[start RECORDS SUPPLIED]
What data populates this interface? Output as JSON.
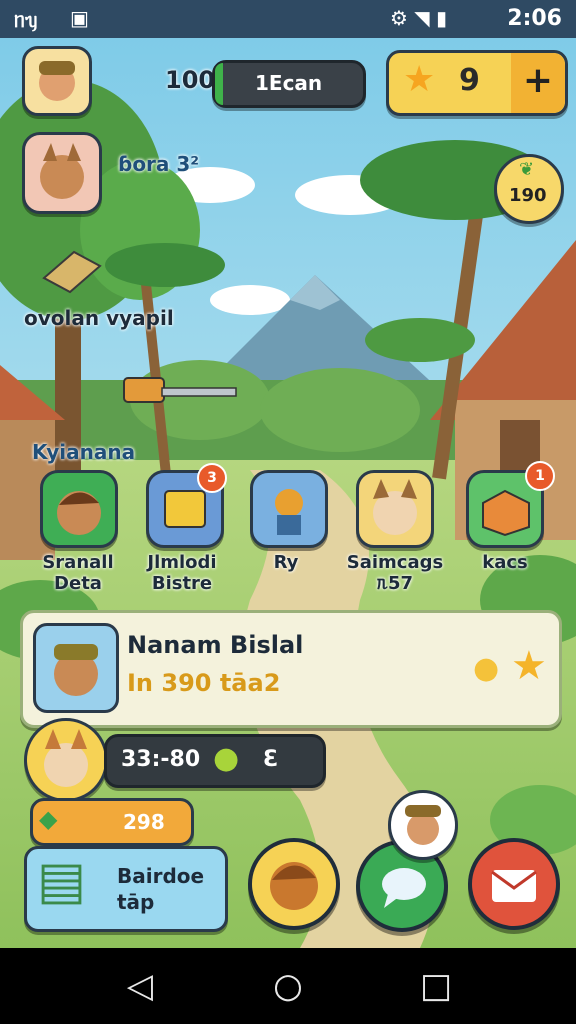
{
  "status_bar": {
    "left_text": "ᥒᥡ",
    "time": "2:06"
  },
  "hud": {
    "level": "100",
    "bar_label": "1Ecan",
    "stars": "9",
    "plus": "+"
  },
  "side": {
    "badge_value": "190"
  },
  "labels": {
    "lost_ora": "ɓora 3²",
    "village_note": "ovolan vyapil",
    "section": "Kyianana"
  },
  "characters": [
    {
      "label_line1": "Sranall",
      "label_line2": "Deta",
      "badge": ""
    },
    {
      "label_line1": "Jlmlodi",
      "label_line2": "Bistre",
      "badge": "3"
    },
    {
      "label_line1": "Ry",
      "label_line2": "",
      "badge": ""
    },
    {
      "label_line1": "Saimcags",
      "label_line2": "ᥰ57",
      "badge": ""
    },
    {
      "label_line1": "kacs",
      "label_line2": "",
      "badge": "1"
    }
  ],
  "quest_card": {
    "title": "Nanam Bislal",
    "subtitle": "In 390 tāa2"
  },
  "bottom": {
    "timer": "33:-80",
    "timer_right": "Ɛ",
    "coins": "298",
    "book_line1": "Bairdoe",
    "book_line2": "tāp"
  },
  "colors": {
    "sky": "#9cd8ee",
    "grass": "#a8cf72",
    "accent_gold": "#f4c23a",
    "teal": "#2aa6a6"
  }
}
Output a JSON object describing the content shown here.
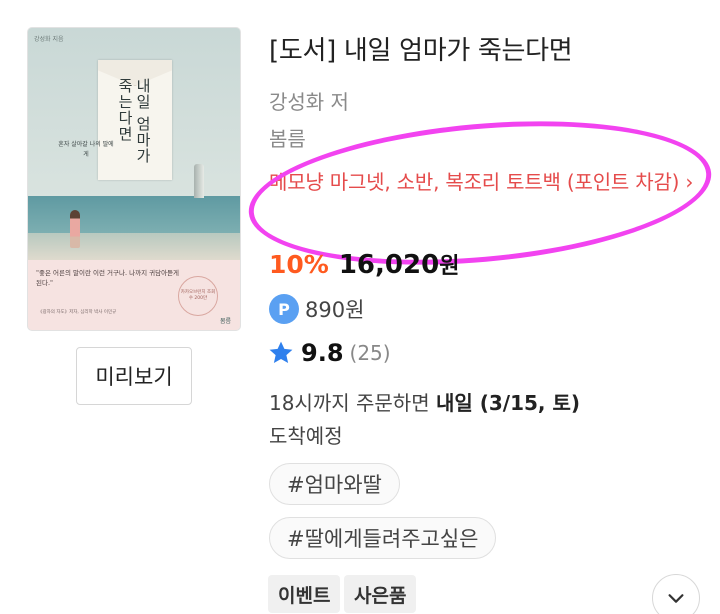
{
  "cover": {
    "author_small": "강성화 지음",
    "title_vertical": "내일 엄마가 죽는다면",
    "subtitle": "혼자 살아갈 나의 딸에게",
    "quote": "\"좋은 어른의 말이란 이런 거구나. 나까지 귀담아듣게 된다.\"",
    "small_line": "《광자의 자도》저자, 심리학 박사 이민규",
    "seal_text": "카카오브런치 조회수 200만",
    "publisher_logo": "봄름"
  },
  "preview": {
    "label": "미리보기"
  },
  "product": {
    "title": "[도서] 내일 엄마가 죽는다면",
    "author": "강성화 저",
    "publisher": "봄름",
    "gift_text": "메모냥 마그넷, 소반, 복조리 토트백 (포인트 차감) ›",
    "discount": "10%",
    "price": "16,020",
    "price_unit": "원",
    "points_badge": "P",
    "points": "890원",
    "rating": "9.8",
    "review_count": "(25)",
    "delivery_prefix": "18시까지 주문하면 ",
    "delivery_bold": "내일 (3/15, 토)",
    "delivery_suffix": "도착예정"
  },
  "tags": [
    "#엄마와딸",
    "#딸에게들려주고싶은"
  ],
  "badges": [
    "이벤트",
    "사은품"
  ],
  "icons": {
    "rating": "star-icon",
    "expand": "chevron-down-icon"
  },
  "colors": {
    "discount": "#ff5a1f",
    "gift_link": "#e54b4b",
    "highlight_annotation": "#f243f0",
    "star": "#2f80ed",
    "points_badge": "#5aa0f2"
  }
}
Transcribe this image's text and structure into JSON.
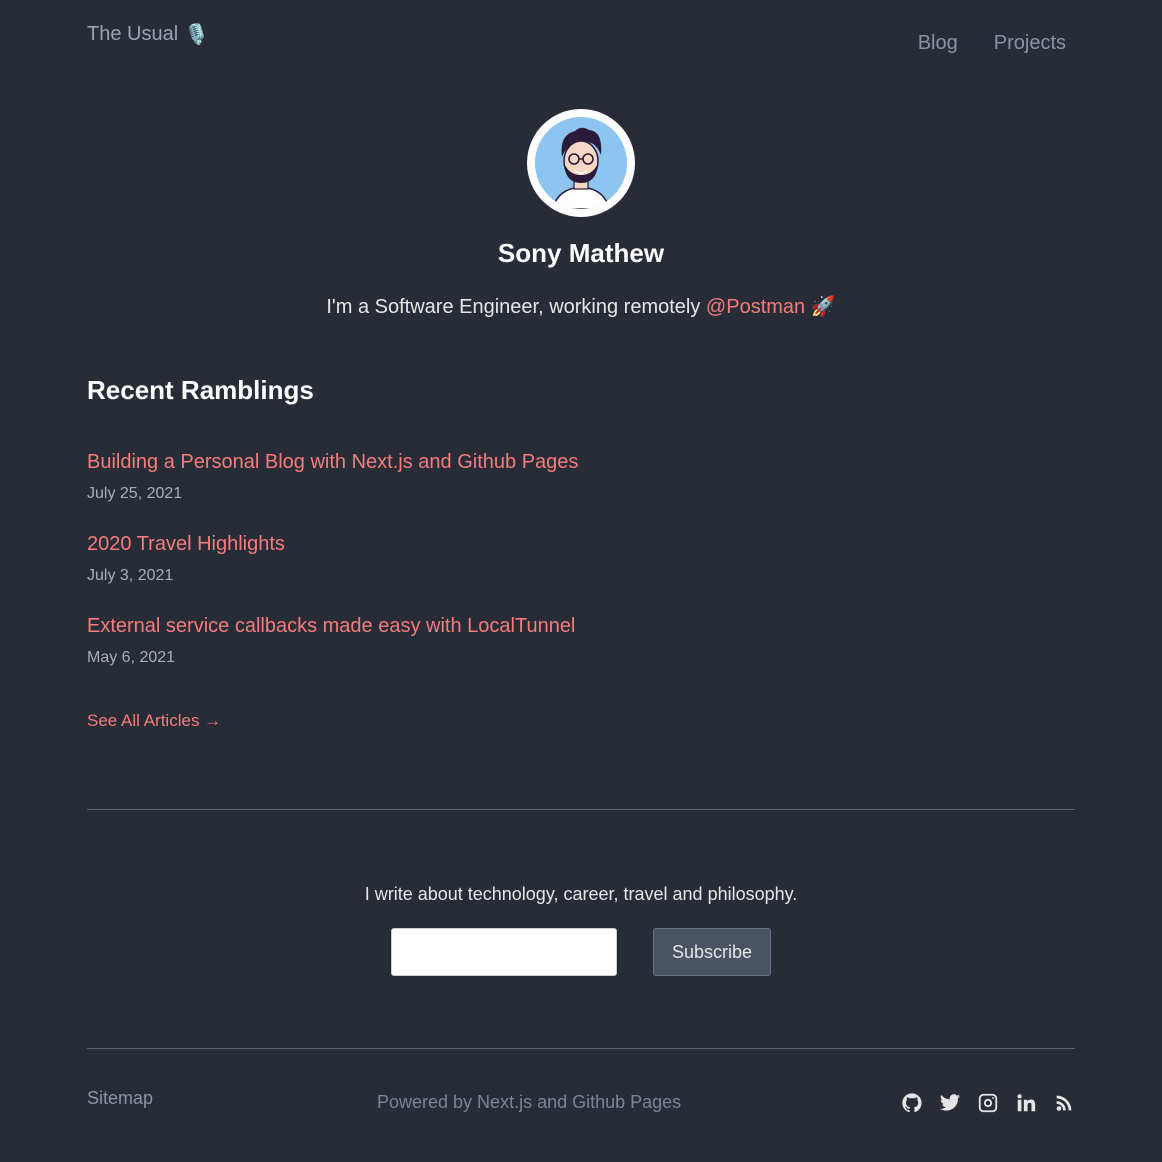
{
  "header": {
    "brand": "The Usual",
    "brand_icon": "microphone-icon",
    "nav": [
      {
        "label": "Blog"
      },
      {
        "label": "Projects"
      }
    ]
  },
  "profile": {
    "name": "Sony Mathew",
    "tagline_prefix": "I'm a Software Engineer, working remotely ",
    "tagline_link": "@Postman",
    "tagline_emoji": "🚀"
  },
  "recent": {
    "title": "Recent Ramblings",
    "articles": [
      {
        "title": "Building a Personal Blog with Next.js and Github Pages",
        "date": "July 25, 2021"
      },
      {
        "title": "2020 Travel Highlights",
        "date": "July 3, 2021"
      },
      {
        "title": "External service callbacks made easy with LocalTunnel",
        "date": "May 6, 2021"
      }
    ],
    "see_all": "See All Articles →"
  },
  "subscribe": {
    "text": "I write about technology, career, travel and philosophy.",
    "input_value": "",
    "input_placeholder": "",
    "button": "Subscribe"
  },
  "footer": {
    "sitemap": "Sitemap",
    "powered": "Powered by Next.js and Github Pages",
    "socials": [
      "github-icon",
      "twitter-icon",
      "instagram-icon",
      "linkedin-icon",
      "rss-icon"
    ]
  },
  "colors": {
    "background": "#282c36",
    "accent": "#f47c7c",
    "muted": "#8a93a3",
    "button_bg": "#4a5263"
  }
}
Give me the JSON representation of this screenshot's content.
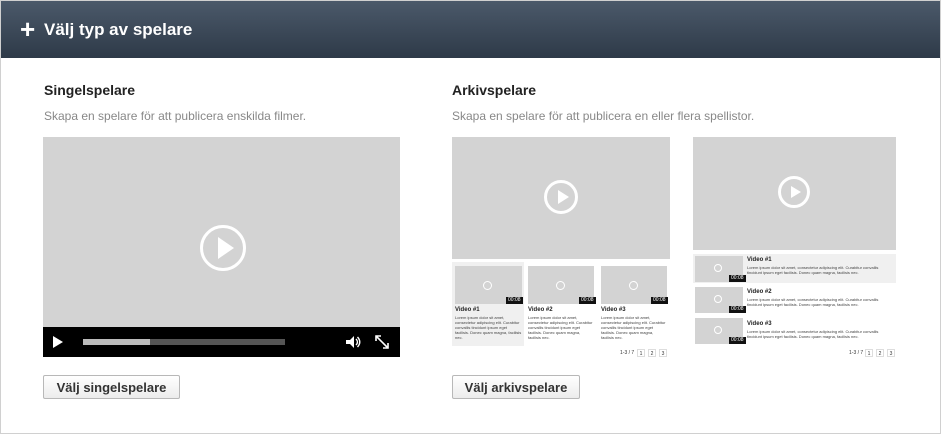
{
  "header": {
    "plus_icon": "plus-icon",
    "title": "Välj typ av spelare"
  },
  "single": {
    "title": "Singelspelare",
    "description": "Skapa en spelare för att publicera enskilda filmer.",
    "progress": 0.33,
    "button_label": "Välj singelspelare"
  },
  "archive": {
    "title": "Arkivspelare",
    "description": "Skapa en spelare för att publicera en eller flera spellistor.",
    "button_label": "Välj arkivspelare",
    "lorem": "Lorem ipsum dolor sit amet, consectetur adipiscing elit. Curabitur convallis tincidunt ipsum eget facilisis. Donec quam magna, facilisis nec.",
    "videos": [
      {
        "title": "Video #1",
        "time": "00:08"
      },
      {
        "title": "Video #2",
        "time": "00:08"
      },
      {
        "title": "Video #3",
        "time": "00:08"
      }
    ],
    "pager": {
      "range": "1-3 / 7",
      "pages": [
        "1",
        "2",
        "3"
      ]
    }
  },
  "colors": {
    "header_top": "#4b596a",
    "header_bottom": "#2e3a48",
    "placeholder": "#d3d3d3"
  }
}
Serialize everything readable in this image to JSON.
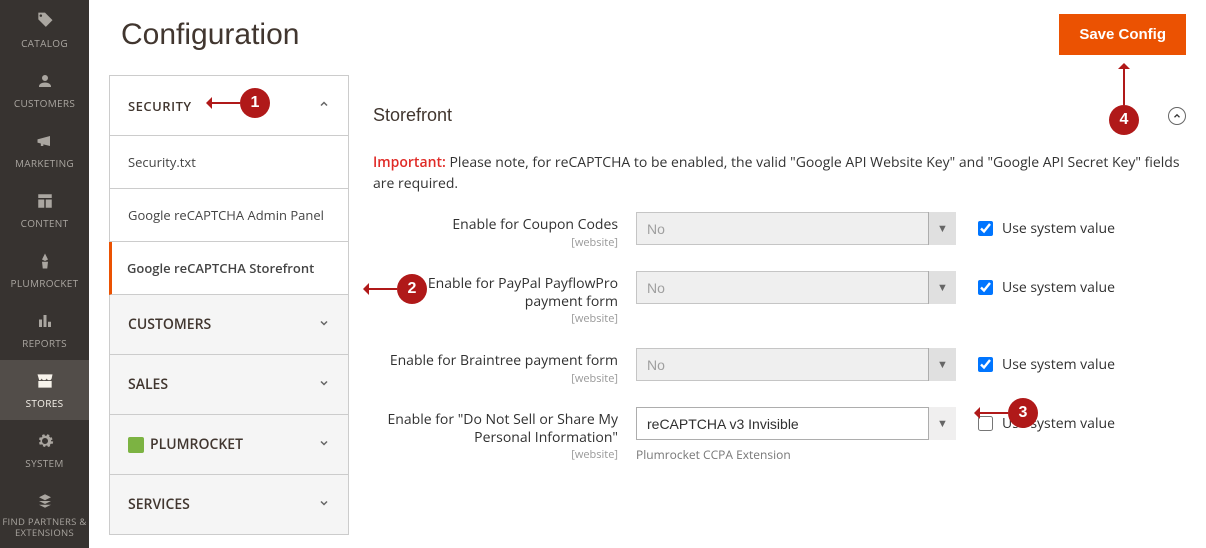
{
  "nav": {
    "items": [
      {
        "label": "CATALOG"
      },
      {
        "label": "CUSTOMERS"
      },
      {
        "label": "MARKETING"
      },
      {
        "label": "CONTENT"
      },
      {
        "label": "PLUMROCKET"
      },
      {
        "label": "REPORTS"
      },
      {
        "label": "STORES"
      },
      {
        "label": "SYSTEM"
      },
      {
        "label": "FIND PARTNERS & EXTENSIONS"
      }
    ],
    "active_index": 6
  },
  "header": {
    "title": "Configuration",
    "save_button": "Save Config"
  },
  "sidebar": {
    "groups": [
      {
        "label": "SECURITY",
        "open": true,
        "items": [
          {
            "label": "Security.txt"
          },
          {
            "label": "Google reCAPTCHA Admin Panel"
          },
          {
            "label": "Google reCAPTCHA Storefront",
            "active": true
          }
        ]
      },
      {
        "label": "CUSTOMERS",
        "open": false
      },
      {
        "label": "SALES",
        "open": false
      },
      {
        "label": "PLUMROCKET",
        "open": false,
        "logo": true
      },
      {
        "label": "SERVICES",
        "open": false
      }
    ]
  },
  "content": {
    "section_title": "Storefront",
    "note_imp": "Important:",
    "note_text": " Please note, for reCAPTCHA to be enabled, the valid \"Google API Website Key\" and \"Google API Secret Key\" fields are required.",
    "scope_label": "[website]",
    "use_system_label": "Use system value",
    "fields": [
      {
        "label": "Enable for Coupon Codes",
        "value": "No",
        "disabled": true,
        "use_system": true
      },
      {
        "label": "Enable for PayPal PayflowPro payment form",
        "value": "No",
        "disabled": true,
        "use_system": true
      },
      {
        "label": "Enable for Braintree payment form",
        "value": "No",
        "disabled": true,
        "use_system": true
      },
      {
        "label": "Enable for \"Do Not Sell or Share My Personal Information\"",
        "value": "reCAPTCHA v3 Invisible",
        "disabled": false,
        "use_system": false,
        "helper": "Plumrocket CCPA Extension"
      }
    ]
  },
  "markers": {
    "m1": "1",
    "m2": "2",
    "m3": "3",
    "m4": "4"
  }
}
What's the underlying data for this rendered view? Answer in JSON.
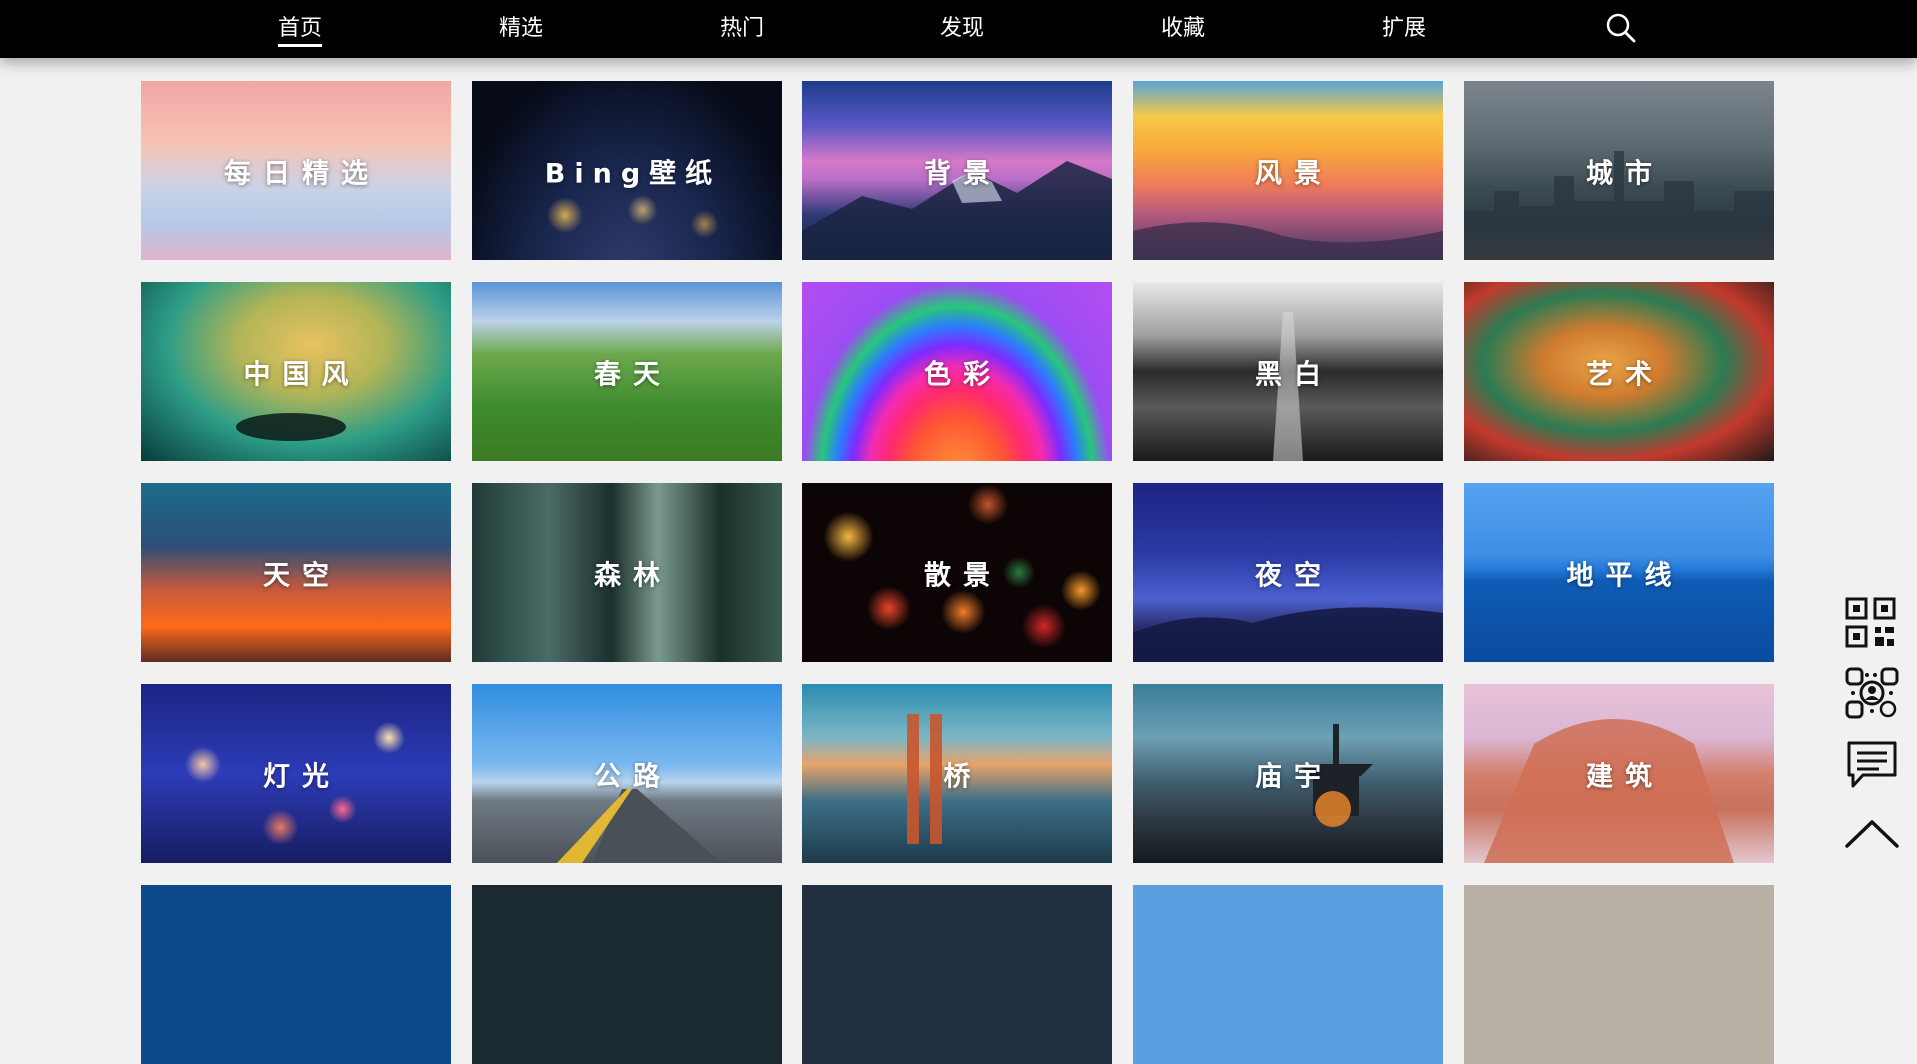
{
  "nav": {
    "items": [
      {
        "label": "首页",
        "active": true
      },
      {
        "label": "精选",
        "active": false
      },
      {
        "label": "热门",
        "active": false
      },
      {
        "label": "发现",
        "active": false
      },
      {
        "label": "收藏",
        "active": false
      },
      {
        "label": "扩展",
        "active": false
      }
    ],
    "search_icon": "search-icon"
  },
  "categories": [
    {
      "label": "每日精选"
    },
    {
      "label": "Bing壁纸"
    },
    {
      "label": "背景"
    },
    {
      "label": "风景"
    },
    {
      "label": "城市"
    },
    {
      "label": "中国风"
    },
    {
      "label": "春天"
    },
    {
      "label": "色彩"
    },
    {
      "label": "黑白"
    },
    {
      "label": "艺术"
    },
    {
      "label": "天空"
    },
    {
      "label": "森林"
    },
    {
      "label": "散景"
    },
    {
      "label": "夜空"
    },
    {
      "label": "地平线"
    },
    {
      "label": "灯光"
    },
    {
      "label": "公路"
    },
    {
      "label": "桥"
    },
    {
      "label": "庙宇"
    },
    {
      "label": "建筑"
    }
  ],
  "side_tools": [
    {
      "icon": "qr-code-icon"
    },
    {
      "icon": "mini-program-code-icon"
    },
    {
      "icon": "comment-icon"
    },
    {
      "icon": "back-to-top-icon"
    }
  ],
  "colors": {
    "nav_bg": "#000000",
    "page_bg": "#f1f1f1",
    "text_on_tile": "#ffffff"
  }
}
[end RECORDS SUPPLIED]
- [TO DO]:
Scan the listing above and copy all lines containing the word "publicera".

- [RESPONSE]:
    "description": "Skapa en spelare för att publicera enskilda filmer.",
    "description": "Skapa en spelare för att publicera en eller flera spellistor.",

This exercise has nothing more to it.